Records from a data source ::
_ _ _ _

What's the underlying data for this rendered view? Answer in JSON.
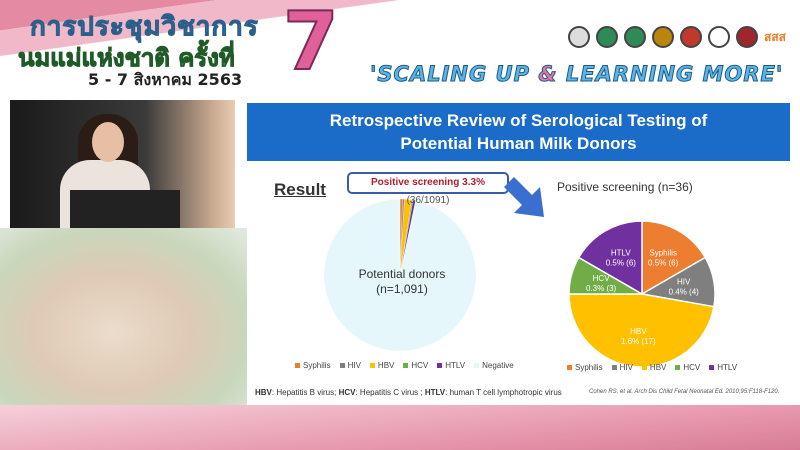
{
  "banner": {
    "title_line1": "การประชุมวิชาการ",
    "title_line2": "นมแม่แห่งชาติ ครั้งที่",
    "edition": "7",
    "dates": "5 - 7 สิงหาคม 2563",
    "slogan_part1": "'SCALING UP ",
    "slogan_amp": "&",
    "slogan_part2": " LEARNING MORE'",
    "logo_text": "สสส"
  },
  "slide": {
    "title_line1": "Retrospective Review of Serological Testing of",
    "title_line2": "Potential Human Milk Donors",
    "result_label": "Result",
    "callout_bold": "Positive screening 3.3%",
    "callout_rest": " (36/1091)",
    "footnote": [
      {
        "abbr": "HBV",
        "text": ": Hepatitis B virus; "
      },
      {
        "abbr": "HCV",
        "text": ": Hepatitis C virus ; "
      },
      {
        "abbr": "HTLV",
        "text": ": human T cell lymphotropic virus"
      }
    ],
    "citation": "Cohen RS, et al. Arch Dis Child Fetal Neonatal Ed. 2010;95:F118-F120."
  },
  "chart_data": [
    {
      "type": "pie",
      "center_label_line1": "Potential donors",
      "center_label_line2": "(n=1,091)",
      "categories": [
        "Syphilis",
        "HIV",
        "HBV",
        "HCV",
        "HTLV",
        "Negative"
      ],
      "values": [
        6,
        4,
        17,
        3,
        6,
        1055
      ],
      "colors": [
        "#ed7d31",
        "#7f7f7f",
        "#ffc000",
        "#70ad47",
        "#7030a0",
        "#e6f7fc"
      ],
      "legend": "bottom"
    },
    {
      "type": "pie",
      "title": "Positive screening (n=36)",
      "categories": [
        "Syphilis",
        "HIV",
        "HBV",
        "HCV",
        "HTLV"
      ],
      "values": [
        6,
        4,
        17,
        3,
        6
      ],
      "data_labels": [
        "0.5% (6)",
        "0.4% (4)",
        "1.6% (17)",
        "0.3% (3)",
        "0.5% (6)"
      ],
      "colors": [
        "#ed7d31",
        "#7f7f7f",
        "#ffc000",
        "#70ad47",
        "#7030a0"
      ],
      "legend": "bottom"
    }
  ]
}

_ _ _ _

Isolate the lines above that contain the word "virus" and copy them.

        "text": ": Hepatitis B virus; "
        "text": ": Hepatitis C virus ; "
        "text": ": human T cell lymphotropic virus"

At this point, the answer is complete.